What to work on: Output the material beneath this task exactly, images excluded.

Supplied entries:
• • • • •

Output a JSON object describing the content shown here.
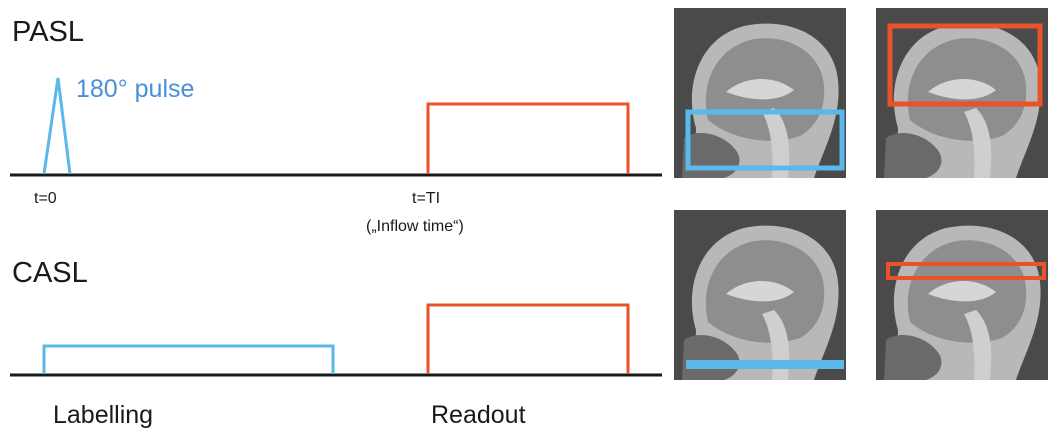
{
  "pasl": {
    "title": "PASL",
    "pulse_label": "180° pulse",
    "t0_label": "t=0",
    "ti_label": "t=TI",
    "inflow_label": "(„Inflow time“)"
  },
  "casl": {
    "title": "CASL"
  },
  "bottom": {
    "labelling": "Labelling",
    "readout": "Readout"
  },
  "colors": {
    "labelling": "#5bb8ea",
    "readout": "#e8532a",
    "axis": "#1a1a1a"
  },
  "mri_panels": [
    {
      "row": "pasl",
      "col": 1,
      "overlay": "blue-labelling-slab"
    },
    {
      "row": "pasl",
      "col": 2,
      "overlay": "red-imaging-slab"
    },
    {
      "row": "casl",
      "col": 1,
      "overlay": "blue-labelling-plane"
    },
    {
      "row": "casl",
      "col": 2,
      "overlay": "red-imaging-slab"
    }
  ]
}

• • • • •

Solution for this problem:
Output a JSON object describing the content shown here.
{
  "pasl": {
    "title": "PASL",
    "pulse_label": "180° pulse",
    "t0_label": "t=0",
    "ti_label": "t=TI",
    "inflow_label": "(„Inflow time“)"
  },
  "casl": {
    "title": "CASL"
  },
  "bottom": {
    "labelling": "Labelling",
    "readout": "Readout"
  },
  "colors": {
    "labelling": "#5bb8ea",
    "readout": "#e8532a",
    "axis": "#1a1a1a"
  },
  "mri_panels": [
    {
      "row": "pasl",
      "col": 1,
      "overlay": "blue-labelling-slab"
    },
    {
      "row": "pasl",
      "col": 2,
      "overlay": "red-imaging-slab"
    },
    {
      "row": "casl",
      "col": 1,
      "overlay": "blue-labelling-plane"
    },
    {
      "row": "casl",
      "col": 2,
      "overlay": "red-imaging-slab"
    }
  ]
}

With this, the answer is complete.